• **A block of data**:

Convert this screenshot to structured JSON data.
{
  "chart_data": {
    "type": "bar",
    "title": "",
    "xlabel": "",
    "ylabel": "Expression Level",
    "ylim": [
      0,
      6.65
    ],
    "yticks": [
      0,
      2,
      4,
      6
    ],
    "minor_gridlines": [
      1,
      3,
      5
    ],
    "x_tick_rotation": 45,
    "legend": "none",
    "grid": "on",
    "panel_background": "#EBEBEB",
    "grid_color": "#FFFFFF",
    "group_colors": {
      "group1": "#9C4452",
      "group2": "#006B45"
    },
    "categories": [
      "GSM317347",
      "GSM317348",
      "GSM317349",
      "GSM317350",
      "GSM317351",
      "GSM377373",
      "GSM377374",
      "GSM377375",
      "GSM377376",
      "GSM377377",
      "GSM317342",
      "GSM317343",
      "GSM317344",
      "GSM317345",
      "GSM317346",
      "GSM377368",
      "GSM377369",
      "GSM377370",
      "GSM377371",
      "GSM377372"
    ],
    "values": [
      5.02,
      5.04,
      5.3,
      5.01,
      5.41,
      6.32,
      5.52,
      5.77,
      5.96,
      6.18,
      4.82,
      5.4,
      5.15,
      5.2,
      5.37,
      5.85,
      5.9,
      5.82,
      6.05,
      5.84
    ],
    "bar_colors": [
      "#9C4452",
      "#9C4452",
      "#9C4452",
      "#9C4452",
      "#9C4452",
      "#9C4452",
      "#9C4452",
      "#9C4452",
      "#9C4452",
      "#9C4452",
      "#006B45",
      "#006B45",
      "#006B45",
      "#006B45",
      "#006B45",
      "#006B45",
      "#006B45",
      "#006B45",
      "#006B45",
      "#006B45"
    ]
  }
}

• **To do**: Above are some records. Print them all exactly.

• **Final result**:
Convert this screenshot to structured JSON data.
{
  "chart_data": {
    "type": "bar",
    "title": "",
    "xlabel": "",
    "ylabel": "Expression Level",
    "ylim": [
      0,
      6.65
    ],
    "yticks": [
      0,
      2,
      4,
      6
    ],
    "minor_gridlines": [
      1,
      3,
      5
    ],
    "x_tick_rotation": 45,
    "legend": "none",
    "grid": "on",
    "panel_background": "#EBEBEB",
    "grid_color": "#FFFFFF",
    "group_colors": {
      "group1": "#9C4452",
      "group2": "#006B45"
    },
    "categories": [
      "GSM317347",
      "GSM317348",
      "GSM317349",
      "GSM317350",
      "GSM317351",
      "GSM377373",
      "GSM377374",
      "GSM377375",
      "GSM377376",
      "GSM377377",
      "GSM317342",
      "GSM317343",
      "GSM317344",
      "GSM317345",
      "GSM317346",
      "GSM377368",
      "GSM377369",
      "GSM377370",
      "GSM377371",
      "GSM377372"
    ],
    "values": [
      5.02,
      5.04,
      5.3,
      5.01,
      5.41,
      6.32,
      5.52,
      5.77,
      5.96,
      6.18,
      4.82,
      5.4,
      5.15,
      5.2,
      5.37,
      5.85,
      5.9,
      5.82,
      6.05,
      5.84
    ],
    "bar_colors": [
      "#9C4452",
      "#9C4452",
      "#9C4452",
      "#9C4452",
      "#9C4452",
      "#9C4452",
      "#9C4452",
      "#9C4452",
      "#9C4452",
      "#9C4452",
      "#006B45",
      "#006B45",
      "#006B45",
      "#006B45",
      "#006B45",
      "#006B45",
      "#006B45",
      "#006B45",
      "#006B45",
      "#006B45"
    ]
  }
}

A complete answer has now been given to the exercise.